***** ТЕКСТ ДЛЯ АНАЛИЗА *****

Например, творчество А. Родченко. Его путь от художника-живописца к художнику-фотографу – убедительное подтверждение того, о чём говорил Эйзенштейн, утверждая, что киноискусство – есть продолжение развития живописи и часть её истории. Опыт Родченко – живописца, оказавший огромное влияние на Родченко фотохудожника, отозвался и в работах его ученика, кинооператора с мировой славой С. Урусевского (см. разд. 2.1.5).

71

В этом разделе уже упоминалось о фотоснимке А. Родченко в сопоставлении с живописным полотном Т. Жерико.

Его фотопортреты представляют не меньший (в контексте избранной темы) интерес. Например, фотопортреты "Художник Александр Шевченко" (1924 г.) и "В.Ф. Степанова. Двойной портрет" (1925 г.), выполненные как комбинация кадров-полупрофилей, левого и правого, воспринимаются как изображение медленного поворота головы на 900.

"Двойные" портреты Родченко ассоциируются не только с искусством кинооператора, но и кубистскими портретами П. Пикассо, где одновременно изображены фас и профиль как передача внутреннего движения.

Первые ракурсные съёмки осуществил известный французский фотограф Нодар, снимавший в 1862 г. Париж из гондолы аэростата.

Ракурсная съёмка открывала новые возможности в фотоискусстве. Так, одной из задач экспериментальной фотографии в Германии было исследование возможностей оптического сокращения предметов при съёмке "верхним ракурсом".

Серия ракурсных съёмок Родченко дома на Мясницкой (1925 – 1926 гг.)

*****

▸ **ВАШЕ ЗАДАНИЕ**: Перепишите фрагмент текста о творчестве Родченко от слов «Например, творчество А.» до слов «головы на 900.» включительно, заменив «фотопортреты» на «фотографические портреты». Материалы для работы не понадобятся.

***** НАБОР МАТЕРИАЛОВ *****

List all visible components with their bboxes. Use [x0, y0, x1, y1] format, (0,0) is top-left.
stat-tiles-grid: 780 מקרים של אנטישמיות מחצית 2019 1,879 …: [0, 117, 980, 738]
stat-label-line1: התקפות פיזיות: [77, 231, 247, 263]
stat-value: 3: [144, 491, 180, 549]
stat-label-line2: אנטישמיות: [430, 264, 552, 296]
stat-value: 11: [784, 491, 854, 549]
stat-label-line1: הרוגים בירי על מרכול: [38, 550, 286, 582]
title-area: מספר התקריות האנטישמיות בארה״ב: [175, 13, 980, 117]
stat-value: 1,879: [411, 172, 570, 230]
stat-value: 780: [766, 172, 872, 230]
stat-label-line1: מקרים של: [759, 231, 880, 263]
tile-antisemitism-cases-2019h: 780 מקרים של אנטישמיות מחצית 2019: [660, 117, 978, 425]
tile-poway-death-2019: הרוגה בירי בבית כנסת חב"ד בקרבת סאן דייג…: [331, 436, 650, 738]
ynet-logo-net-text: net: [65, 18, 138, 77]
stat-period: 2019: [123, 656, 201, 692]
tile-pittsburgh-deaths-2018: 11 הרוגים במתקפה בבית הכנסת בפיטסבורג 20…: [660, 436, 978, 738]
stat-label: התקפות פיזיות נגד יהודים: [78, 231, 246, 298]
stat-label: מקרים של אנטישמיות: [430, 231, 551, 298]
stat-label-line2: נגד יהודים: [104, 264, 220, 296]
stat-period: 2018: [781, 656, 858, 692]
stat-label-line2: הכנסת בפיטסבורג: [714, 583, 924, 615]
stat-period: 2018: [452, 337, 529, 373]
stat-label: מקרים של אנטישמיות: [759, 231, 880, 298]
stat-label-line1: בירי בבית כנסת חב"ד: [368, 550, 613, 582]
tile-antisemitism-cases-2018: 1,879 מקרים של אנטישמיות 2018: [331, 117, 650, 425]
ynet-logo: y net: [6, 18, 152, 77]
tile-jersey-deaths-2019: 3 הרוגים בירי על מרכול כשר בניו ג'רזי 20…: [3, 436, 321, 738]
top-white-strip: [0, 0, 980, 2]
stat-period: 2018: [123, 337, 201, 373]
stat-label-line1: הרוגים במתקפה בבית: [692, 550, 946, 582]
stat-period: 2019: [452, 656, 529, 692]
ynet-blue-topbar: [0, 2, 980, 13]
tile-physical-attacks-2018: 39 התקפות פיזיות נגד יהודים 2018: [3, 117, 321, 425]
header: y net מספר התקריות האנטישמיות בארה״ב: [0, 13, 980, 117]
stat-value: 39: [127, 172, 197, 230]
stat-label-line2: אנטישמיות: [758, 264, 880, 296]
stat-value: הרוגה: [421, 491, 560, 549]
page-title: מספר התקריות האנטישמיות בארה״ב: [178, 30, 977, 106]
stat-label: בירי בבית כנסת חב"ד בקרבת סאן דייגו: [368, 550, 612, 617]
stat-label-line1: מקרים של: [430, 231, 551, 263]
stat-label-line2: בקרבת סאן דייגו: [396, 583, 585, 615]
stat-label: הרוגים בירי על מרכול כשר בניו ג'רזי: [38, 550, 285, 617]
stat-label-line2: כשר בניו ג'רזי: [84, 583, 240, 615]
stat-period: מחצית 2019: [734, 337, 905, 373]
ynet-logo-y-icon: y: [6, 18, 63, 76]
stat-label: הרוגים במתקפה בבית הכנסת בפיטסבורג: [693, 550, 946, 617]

*****

▸ **ОТВЕТ К ЗАДАНИЮ**:
Например, творчество А. Родченко. Его путь от художника-живописца к художнику-фотографу – убедительное подтверждение того, о чём говорил Эйзенштейн, утверждая, что киноискусство – есть продолжение развития живописи и часть её истории. Опыт Родченко – живописца, оказавший огромное влияние на Родченко фотохудожника, отозвался и в работах его ученика, кинооператора с мировой славой С. Урусевского (см. разд. 2.1.5).

71

В этом разделе уже упоминалось о фотоснимке А. Родченко в сопоставлении с живописным полотном Т. Жерико.

Его фотографические портреты представляют не меньший (в контексте избранной темы) интерес. Например, фотографические портреты "Художник Александр Шевченко" (1924 г.) и "В.Ф. Степанова. Двойной портрет" (1925 г.), выполненные как комбинация кадров-полупрофилей, левого и правого, воспринимаются как изображение медленного поворота головы на 900.